Request: Without the pictures, return all of the material exactly as written.

Dataset extract:
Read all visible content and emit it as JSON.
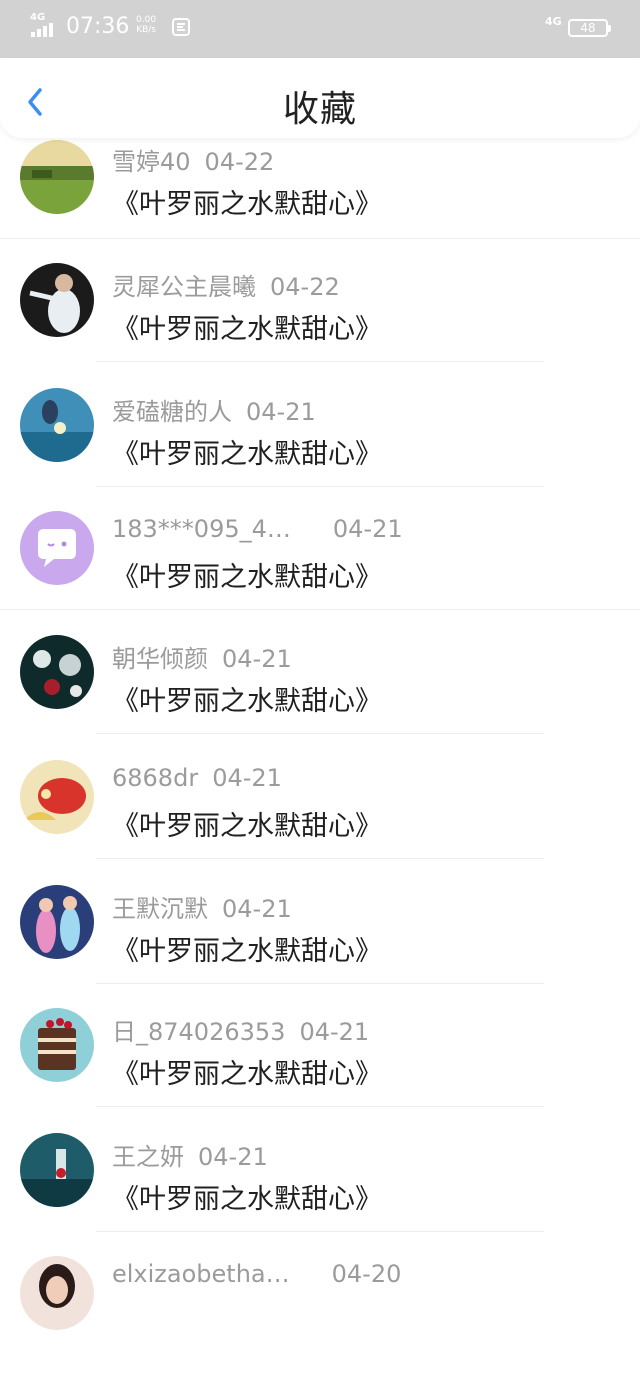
{
  "status_bar": {
    "network_label": "4G",
    "time": "07:36",
    "speed_value": "0.00",
    "speed_unit": "KB/s",
    "network_right": "4G",
    "battery": "48"
  },
  "header": {
    "title": "收藏"
  },
  "items": [
    {
      "user": "雪婷40",
      "date": "04-22",
      "title": "《叶罗丽之水默甜心》"
    },
    {
      "user": "灵犀公主晨曦",
      "date": "04-22",
      "title": "《叶罗丽之水默甜心》"
    },
    {
      "user": "爱磕糖的人",
      "date": "04-21",
      "title": "《叶罗丽之水默甜心》"
    },
    {
      "user": "183***095_4…",
      "date": "04-21",
      "title": "《叶罗丽之水默甜心》"
    },
    {
      "user": "朝华倾颜",
      "date": "04-21",
      "title": "《叶罗丽之水默甜心》"
    },
    {
      "user": "6868dr",
      "date": "04-21",
      "title": "《叶罗丽之水默甜心》"
    },
    {
      "user": "王默沉默",
      "date": "04-21",
      "title": "《叶罗丽之水默甜心》"
    },
    {
      "user": "日_874026353",
      "date": "04-21",
      "title": "《叶罗丽之水默甜心》"
    },
    {
      "user": "王之妍",
      "date": "04-21",
      "title": "《叶罗丽之水默甜心》"
    },
    {
      "user": "elxizaobetha…",
      "date": "04-20",
      "title": ""
    }
  ],
  "colors": {
    "accent": "#3d8ef0",
    "status_bar_bg": "#d2d2d2",
    "meta_text": "#9b9b9b",
    "title_text": "#202020"
  }
}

Full response:
Read all visible content and emit it as JSON.
{
  "status_bar": {
    "network_label": "4G",
    "time": "07:36",
    "speed_value": "0.00",
    "speed_unit": "KB/s",
    "network_right": "4G",
    "battery": "48"
  },
  "header": {
    "title": "收藏"
  },
  "items": [
    {
      "user": "雪婷40",
      "date": "04-22",
      "title": "《叶罗丽之水默甜心》"
    },
    {
      "user": "灵犀公主晨曦",
      "date": "04-22",
      "title": "《叶罗丽之水默甜心》"
    },
    {
      "user": "爱磕糖的人",
      "date": "04-21",
      "title": "《叶罗丽之水默甜心》"
    },
    {
      "user": "183***095_4…",
      "date": "04-21",
      "title": "《叶罗丽之水默甜心》"
    },
    {
      "user": "朝华倾颜",
      "date": "04-21",
      "title": "《叶罗丽之水默甜心》"
    },
    {
      "user": "6868dr",
      "date": "04-21",
      "title": "《叶罗丽之水默甜心》"
    },
    {
      "user": "王默沉默",
      "date": "04-21",
      "title": "《叶罗丽之水默甜心》"
    },
    {
      "user": "日_874026353",
      "date": "04-21",
      "title": "《叶罗丽之水默甜心》"
    },
    {
      "user": "王之妍",
      "date": "04-21",
      "title": "《叶罗丽之水默甜心》"
    },
    {
      "user": "elxizaobetha…",
      "date": "04-20",
      "title": ""
    }
  ],
  "colors": {
    "accent": "#3d8ef0",
    "status_bar_bg": "#d2d2d2",
    "meta_text": "#9b9b9b",
    "title_text": "#202020"
  }
}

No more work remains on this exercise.